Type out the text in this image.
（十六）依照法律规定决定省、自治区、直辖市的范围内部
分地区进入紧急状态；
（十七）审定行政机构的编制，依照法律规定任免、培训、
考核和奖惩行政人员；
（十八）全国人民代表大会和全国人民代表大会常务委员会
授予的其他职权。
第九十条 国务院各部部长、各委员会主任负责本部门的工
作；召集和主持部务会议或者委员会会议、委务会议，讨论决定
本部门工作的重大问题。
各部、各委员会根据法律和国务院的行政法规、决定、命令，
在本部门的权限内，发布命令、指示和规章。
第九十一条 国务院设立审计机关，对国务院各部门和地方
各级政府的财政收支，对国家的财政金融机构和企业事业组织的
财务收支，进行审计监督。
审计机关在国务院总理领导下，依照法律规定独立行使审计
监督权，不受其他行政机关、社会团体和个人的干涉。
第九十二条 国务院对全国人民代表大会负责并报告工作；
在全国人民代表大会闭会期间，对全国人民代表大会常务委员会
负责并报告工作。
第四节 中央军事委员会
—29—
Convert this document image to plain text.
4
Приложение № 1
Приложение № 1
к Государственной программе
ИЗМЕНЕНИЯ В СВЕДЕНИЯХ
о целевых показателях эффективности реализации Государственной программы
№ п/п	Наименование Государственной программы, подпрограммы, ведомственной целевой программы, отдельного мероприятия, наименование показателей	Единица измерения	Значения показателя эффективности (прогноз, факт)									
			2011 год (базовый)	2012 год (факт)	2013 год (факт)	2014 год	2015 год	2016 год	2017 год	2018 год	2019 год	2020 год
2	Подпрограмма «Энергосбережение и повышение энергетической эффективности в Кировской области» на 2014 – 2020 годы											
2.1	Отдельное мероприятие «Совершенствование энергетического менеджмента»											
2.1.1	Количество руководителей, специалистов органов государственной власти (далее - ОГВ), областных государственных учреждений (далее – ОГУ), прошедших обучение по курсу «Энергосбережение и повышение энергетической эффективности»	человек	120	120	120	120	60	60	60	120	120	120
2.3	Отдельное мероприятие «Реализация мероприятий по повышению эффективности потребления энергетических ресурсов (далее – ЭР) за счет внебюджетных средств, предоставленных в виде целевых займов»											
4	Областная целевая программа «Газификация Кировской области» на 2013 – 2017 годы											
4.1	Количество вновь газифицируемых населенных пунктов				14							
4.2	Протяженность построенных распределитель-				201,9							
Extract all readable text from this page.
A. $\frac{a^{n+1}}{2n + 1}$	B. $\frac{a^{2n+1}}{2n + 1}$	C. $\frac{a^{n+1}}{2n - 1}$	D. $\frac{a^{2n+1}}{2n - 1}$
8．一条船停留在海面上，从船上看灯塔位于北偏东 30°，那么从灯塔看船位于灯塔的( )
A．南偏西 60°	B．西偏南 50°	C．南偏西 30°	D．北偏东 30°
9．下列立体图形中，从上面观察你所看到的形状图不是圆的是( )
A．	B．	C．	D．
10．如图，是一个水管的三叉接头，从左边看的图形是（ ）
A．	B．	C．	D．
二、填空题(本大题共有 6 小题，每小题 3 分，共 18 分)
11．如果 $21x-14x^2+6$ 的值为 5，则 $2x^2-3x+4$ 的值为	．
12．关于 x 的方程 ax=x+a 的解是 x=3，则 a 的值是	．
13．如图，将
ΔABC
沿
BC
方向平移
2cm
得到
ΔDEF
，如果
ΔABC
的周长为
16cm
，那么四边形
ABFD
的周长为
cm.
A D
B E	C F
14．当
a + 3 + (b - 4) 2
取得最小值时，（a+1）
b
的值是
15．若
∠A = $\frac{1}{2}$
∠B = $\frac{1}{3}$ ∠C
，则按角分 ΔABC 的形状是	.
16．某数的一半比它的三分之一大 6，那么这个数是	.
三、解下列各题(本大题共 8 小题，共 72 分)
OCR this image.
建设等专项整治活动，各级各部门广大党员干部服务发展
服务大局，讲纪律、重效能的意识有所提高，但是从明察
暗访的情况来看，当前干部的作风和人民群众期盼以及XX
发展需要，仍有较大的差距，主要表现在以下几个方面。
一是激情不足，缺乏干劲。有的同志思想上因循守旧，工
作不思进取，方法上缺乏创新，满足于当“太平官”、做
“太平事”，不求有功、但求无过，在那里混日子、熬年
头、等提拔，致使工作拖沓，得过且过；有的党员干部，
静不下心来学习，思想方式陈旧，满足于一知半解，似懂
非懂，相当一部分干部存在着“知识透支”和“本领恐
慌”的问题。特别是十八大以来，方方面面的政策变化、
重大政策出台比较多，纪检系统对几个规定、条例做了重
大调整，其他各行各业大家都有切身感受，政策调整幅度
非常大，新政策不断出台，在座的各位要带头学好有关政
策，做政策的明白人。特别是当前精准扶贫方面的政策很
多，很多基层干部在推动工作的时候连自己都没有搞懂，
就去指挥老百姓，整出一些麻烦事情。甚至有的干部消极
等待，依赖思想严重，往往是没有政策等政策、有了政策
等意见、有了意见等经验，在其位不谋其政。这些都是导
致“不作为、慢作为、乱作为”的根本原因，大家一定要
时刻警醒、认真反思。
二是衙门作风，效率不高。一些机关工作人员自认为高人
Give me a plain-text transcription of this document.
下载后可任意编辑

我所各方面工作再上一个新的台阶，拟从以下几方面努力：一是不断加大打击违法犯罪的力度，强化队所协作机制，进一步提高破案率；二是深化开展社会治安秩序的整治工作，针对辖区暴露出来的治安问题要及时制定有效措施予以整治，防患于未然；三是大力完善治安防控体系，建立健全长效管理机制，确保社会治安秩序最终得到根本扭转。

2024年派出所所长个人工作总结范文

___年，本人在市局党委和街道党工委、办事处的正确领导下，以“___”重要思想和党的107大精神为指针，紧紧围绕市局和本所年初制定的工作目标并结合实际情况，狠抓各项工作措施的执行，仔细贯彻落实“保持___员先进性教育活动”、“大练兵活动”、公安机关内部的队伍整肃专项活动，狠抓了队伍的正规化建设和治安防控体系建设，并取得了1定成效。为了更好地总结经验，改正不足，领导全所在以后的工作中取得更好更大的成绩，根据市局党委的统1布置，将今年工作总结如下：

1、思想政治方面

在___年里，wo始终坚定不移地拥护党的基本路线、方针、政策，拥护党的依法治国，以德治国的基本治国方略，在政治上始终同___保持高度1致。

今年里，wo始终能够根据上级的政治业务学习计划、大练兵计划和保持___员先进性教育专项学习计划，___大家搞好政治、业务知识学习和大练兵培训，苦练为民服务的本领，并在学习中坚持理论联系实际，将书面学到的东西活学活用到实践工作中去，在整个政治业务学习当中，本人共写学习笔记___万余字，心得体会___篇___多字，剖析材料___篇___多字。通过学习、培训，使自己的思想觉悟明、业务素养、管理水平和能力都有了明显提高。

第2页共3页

================

● **The exercise**:
Find the word "Энергосбережение" in the material, then list each line that holds it.

● **Complete response**:
2	Подпрограмма «Энергосбережение и повышение энергетической эффективности в Кировской области» на 2014 – 2020 годы											
2.1.1	Количество руководителей, специалистов органов государственной власти (далее - ОГВ), областных государственных учреждений (далее – ОГУ), прошедших обучение по курсу «Энергосбережение и повышение энергетической эффективности»	человек	120	120	120	120	60	60	60	120	120	120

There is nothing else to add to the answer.